- Exercise requirements -
Transcribe these records line for line, with every character unchanged. Leave the pictures out of your answer.

- Items from a dataset -
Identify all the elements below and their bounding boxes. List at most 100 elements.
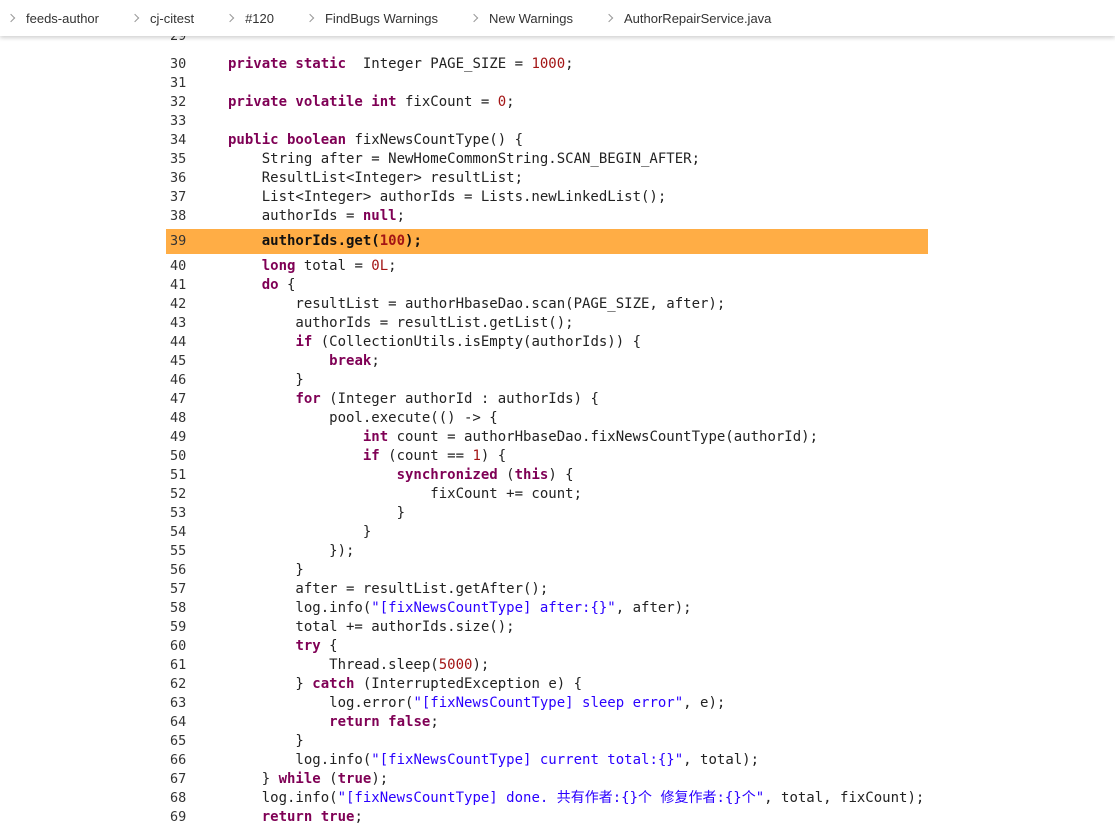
- code-token: List<Integer> authorIds = Lists.newLinke…: [228, 189, 667, 205]
- code-line: 49 int count = authorHbaseDao.fixNewsCou…: [166, 428, 928, 447]
- chevron-right-icon: [469, 13, 479, 23]
- chevron-right-icon: [604, 13, 614, 23]
- line-number: 64: [170, 714, 187, 730]
- line-source: try {: [228, 637, 338, 656]
- string-token: "[fixNewsCountType] current total:{}": [371, 752, 684, 768]
- line-source: });: [228, 542, 354, 561]
- line-number: 67: [170, 771, 187, 787]
- code-line: 36 ResultList<Integer> resultList;: [166, 169, 928, 188]
- line-number: 49: [170, 429, 187, 445]
- line-source: log.info("[fixNewsCountType] after:{}", …: [228, 599, 691, 618]
- code-token: log.info(: [228, 752, 372, 768]
- code-line: 69 return true;: [166, 808, 928, 827]
- code-line: 50 if (count == 1) {: [166, 447, 928, 466]
- chevron-right-icon: [305, 13, 315, 23]
- breadcrumb-label: New Warnings: [488, 10, 573, 26]
- line-number: 60: [170, 638, 187, 654]
- code-token: ;: [506, 94, 515, 110]
- code-line: 57 after = resultList.getAfter();: [166, 580, 928, 599]
- breadcrumb-label: #120: [245, 10, 274, 26]
- number-token: 5000: [438, 657, 473, 673]
- keyword-token: true: [337, 771, 372, 787]
- code-token: ) {: [548, 467, 574, 483]
- code-line: 58 log.info("[fixNewsCountType] after:{}…: [166, 599, 928, 618]
- code-token: ;: [430, 714, 439, 730]
- breadcrumb-item-file[interactable]: AuthorRepairService.java: [595, 0, 793, 36]
- code-token: {: [278, 277, 296, 293]
- line-number: 38: [170, 208, 187, 224]
- code-token: {: [320, 638, 338, 654]
- line-number: 65: [170, 733, 187, 749]
- line-number: 33: [170, 113, 187, 129]
- code-token: resultList = authorHbaseDao.scan(PAGE_SI…: [228, 296, 726, 312]
- code-token: Thread.sleep(: [228, 657, 439, 673]
- line-source: do {: [228, 276, 296, 295]
- code-token: ;: [354, 809, 363, 825]
- code-token: , e);: [683, 695, 726, 711]
- breadcrumb-item-findbugs[interactable]: FindBugs Warnings: [296, 0, 460, 36]
- breadcrumb-label: FindBugs Warnings: [324, 10, 438, 26]
- line-source: String after = NewHomeCommonString.SCAN_…: [228, 150, 700, 169]
- code-token: String after = NewHomeCommonString.SCAN_…: [228, 151, 701, 167]
- code-line: 32 private volatile int fixCount = 0;: [166, 93, 928, 112]
- line-number: 40: [170, 258, 187, 274]
- line-source: private static Integer PAGE_SIZE = 1000;: [228, 55, 574, 74]
- code-line: 67 } while (true);: [166, 770, 928, 789]
- line-number: 48: [170, 410, 187, 426]
- line-source: log.error("[fixNewsCountType] sleep erro…: [228, 694, 725, 713]
- number-token: 1000: [531, 56, 566, 72]
- code-token: authorIds.get(: [228, 233, 380, 249]
- code-token: log.error(: [228, 695, 414, 711]
- breadcrumb-item-job[interactable]: cj-citest: [121, 0, 216, 36]
- number-token: 0L: [371, 258, 389, 274]
- line-number: 34: [170, 132, 187, 148]
- code-token: ;: [565, 56, 574, 72]
- breadcrumb-item-new-warnings[interactable]: New Warnings: [460, 0, 595, 36]
- code-line: 64 return false;: [166, 713, 928, 732]
- keyword-token: break: [329, 353, 372, 369]
- line-number: 63: [170, 695, 187, 711]
- line-source: }: [228, 561, 304, 580]
- breadcrumb-item-build[interactable]: #120: [216, 0, 296, 36]
- breadcrumb-item-project[interactable]: feeds-author: [0, 0, 121, 36]
- keyword-token: this: [514, 467, 549, 483]
- keyword-token: long: [261, 258, 296, 274]
- line-source: synchronized (this) {: [228, 466, 574, 485]
- code-line: 38 authorIds = null;: [166, 207, 928, 226]
- code-token: log.info(: [228, 790, 338, 806]
- code-token: count = authorHbaseDao.fixNewsCountType(…: [388, 429, 819, 445]
- code-token: fixNewsCountType() {: [346, 132, 524, 148]
- line-number: 55: [170, 543, 187, 559]
- code-line: 46 }: [166, 371, 928, 390]
- code-line: 45 break;: [166, 352, 928, 371]
- keyword-token: try: [295, 638, 321, 654]
- line-number: 54: [170, 524, 187, 540]
- code-line: 42 resultList = authorHbaseDao.scan(PAGE…: [166, 295, 928, 314]
- line-number: 66: [170, 752, 187, 768]
- line-source: for (Integer authorId : authorIds) {: [228, 390, 598, 409]
- keyword-token: int: [362, 429, 389, 445]
- code-line: 61 Thread.sleep(5000);: [166, 656, 928, 675]
- code-line: 55 });: [166, 542, 928, 561]
- keyword-token: catch: [312, 676, 355, 692]
- line-number: 42: [170, 296, 187, 312]
- line-number: 57: [170, 581, 187, 597]
- chevron-right-icon: [130, 13, 140, 23]
- line-source: if (count == 1) {: [228, 447, 506, 466]
- line-source: public boolean fixNewsCountType() {: [228, 131, 523, 150]
- chevron-right-icon: [225, 13, 235, 23]
- line-source: return false;: [228, 713, 439, 732]
- string-token: "[fixNewsCountType] after:{}": [371, 600, 616, 616]
- number-token: 0: [497, 94, 507, 110]
- code-line: 31: [166, 74, 928, 93]
- code-line: 65 }: [166, 732, 928, 751]
- code-token: }: [228, 562, 304, 578]
- keyword-token: if: [295, 334, 313, 350]
- keyword-token: do: [261, 277, 279, 293]
- breadcrumb-label: cj-citest: [150, 10, 195, 26]
- code-token: authorIds =: [228, 208, 363, 224]
- line-number: 62: [170, 676, 187, 692]
- code-line: 43 authorIds = resultList.getList();: [166, 314, 928, 333]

- Solution to this exercise -
Identify all the elements below and their bounding boxes. List at most 100 elements.
- code-token: List<Integer> authorIds = Lists.newLinke…: [228, 189, 667, 205]
- code-line: 49 int count = authorHbaseDao.fixNewsCou…: [166, 428, 928, 447]
- chevron-right-icon: [469, 13, 479, 23]
- chevron-right-icon: [604, 13, 614, 23]
- line-number: 64: [170, 714, 187, 730]
- line-source: try {: [228, 637, 338, 656]
- string-token: "[fixNewsCountType] current total:{}": [371, 752, 684, 768]
- line-source: });: [228, 542, 354, 561]
- line-number: 67: [170, 771, 187, 787]
- code-line: 36 ResultList<Integer> resultList;: [166, 169, 928, 188]
- line-number: 49: [170, 429, 187, 445]
- line-source: log.info("[fixNewsCountType] after:{}", …: [228, 599, 691, 618]
- code-token: log.info(: [228, 752, 372, 768]
- code-line: 69 return true;: [166, 808, 928, 827]
- code-line: 50 if (count == 1) {: [166, 447, 928, 466]
- chevron-right-icon: [305, 13, 315, 23]
- breadcrumb-label: New Warnings: [488, 10, 573, 26]
- line-number: 60: [170, 638, 187, 654]
- code-token: ;: [506, 94, 515, 110]
- code-line: 57 after = resultList.getAfter();: [166, 580, 928, 599]
- breadcrumb-label: #120: [245, 10, 274, 26]
- number-token: 5000: [438, 657, 473, 673]
- keyword-token: true: [337, 771, 372, 787]
- code-token: ) {: [548, 467, 574, 483]
- code-line: 58 log.info("[fixNewsCountType] after:{}…: [166, 599, 928, 618]
- code-token: ;: [430, 714, 439, 730]
- breadcrumb-item-file[interactable]: AuthorRepairService.java: [595, 0, 793, 36]
- code-token: {: [278, 277, 296, 293]
- line-number: 38: [170, 208, 187, 224]
- code-token: {: [320, 638, 338, 654]
- line-number: 65: [170, 733, 187, 749]
- line-number: 33: [170, 113, 187, 129]
- code-token: resultList = authorHbaseDao.scan(PAGE_SI…: [228, 296, 726, 312]
- code-token: Thread.sleep(: [228, 657, 439, 673]
- line-source: do {: [228, 276, 296, 295]
- code-token: ;: [354, 809, 363, 825]
- code-token: , e);: [683, 695, 726, 711]
- breadcrumb-item-findbugs[interactable]: FindBugs Warnings: [296, 0, 460, 36]
- breadcrumb-label: FindBugs Warnings: [324, 10, 438, 26]
- line-source: String after = NewHomeCommonString.SCAN_…: [228, 150, 700, 169]
- code-token: String after = NewHomeCommonString.SCAN_…: [228, 151, 701, 167]
- code-line: 32 private volatile int fixCount = 0;: [166, 93, 928, 112]
- line-number: 40: [170, 258, 187, 274]
- line-source: private static Integer PAGE_SIZE = 1000;: [228, 55, 574, 74]
- code-line: 67 } while (true);: [166, 770, 928, 789]
- line-number: 48: [170, 410, 187, 426]
- line-source: log.error("[fixNewsCountType] sleep erro…: [228, 694, 725, 713]
- number-token: 1000: [531, 56, 566, 72]
- code-token: authorIds.get(: [228, 233, 380, 249]
- code-token: log.error(: [228, 695, 414, 711]
- breadcrumb-item-job[interactable]: cj-citest: [121, 0, 216, 36]
- number-token: 0L: [371, 258, 389, 274]
- line-number: 34: [170, 132, 187, 148]
- code-token: ;: [565, 56, 574, 72]
- breadcrumb-item-new-warnings[interactable]: New Warnings: [460, 0, 595, 36]
- code-line: 64 return false;: [166, 713, 928, 732]
- keyword-token: break: [329, 353, 372, 369]
- line-number: 63: [170, 695, 187, 711]
- line-source: }: [228, 561, 304, 580]
- breadcrumb-item-build[interactable]: #120: [216, 0, 296, 36]
- breadcrumb-item-project[interactable]: feeds-author: [0, 0, 121, 36]
- keyword-token: this: [514, 467, 549, 483]
- keyword-token: long: [261, 258, 296, 274]
- line-source: synchronized (this) {: [228, 466, 574, 485]
- code-line: 38 authorIds = null;: [166, 207, 928, 226]
- code-token: log.info(: [228, 790, 338, 806]
- code-token: count = authorHbaseDao.fixNewsCountType(…: [388, 429, 819, 445]
- code-token: fixNewsCountType() {: [346, 132, 524, 148]
- line-number: 55: [170, 543, 187, 559]
- code-line: 46 }: [166, 371, 928, 390]
- code-line: 45 break;: [166, 352, 928, 371]
- keyword-token: try: [295, 638, 321, 654]
- line-number: 54: [170, 524, 187, 540]
- code-line: 42 resultList = authorHbaseDao.scan(PAGE…: [166, 295, 928, 314]
- line-number: 66: [170, 752, 187, 768]
- line-source: for (Integer authorId : authorIds) {: [228, 390, 598, 409]
- keyword-token: int: [362, 429, 389, 445]
- code-line: 61 Thread.sleep(5000);: [166, 656, 928, 675]
- code-line: 55 });: [166, 542, 928, 561]
- keyword-token: catch: [312, 676, 355, 692]
- line-number: 42: [170, 296, 187, 312]
- line-number: 57: [170, 581, 187, 597]
- chevron-right-icon: [130, 13, 140, 23]
- line-source: if (count == 1) {: [228, 447, 506, 466]
- line-source: public boolean fixNewsCountType() {: [228, 131, 523, 150]
- chevron-right-icon: [225, 13, 235, 23]
- line-source: return false;: [228, 713, 439, 732]
- string-token: "[fixNewsCountType] after:{}": [371, 600, 616, 616]
- number-token: 0: [497, 94, 507, 110]
- code-line: 31: [166, 74, 928, 93]
- code-line: 65 }: [166, 732, 928, 751]
- code-token: }: [228, 562, 304, 578]
- keyword-token: if: [295, 334, 313, 350]
- keyword-token: do: [261, 277, 279, 293]
- breadcrumb-label: cj-citest: [150, 10, 195, 26]
- code-token: authorIds =: [228, 208, 363, 224]
- line-number: 62: [170, 676, 187, 692]
- code-line: 43 authorIds = resultList.getList();: [166, 314, 928, 333]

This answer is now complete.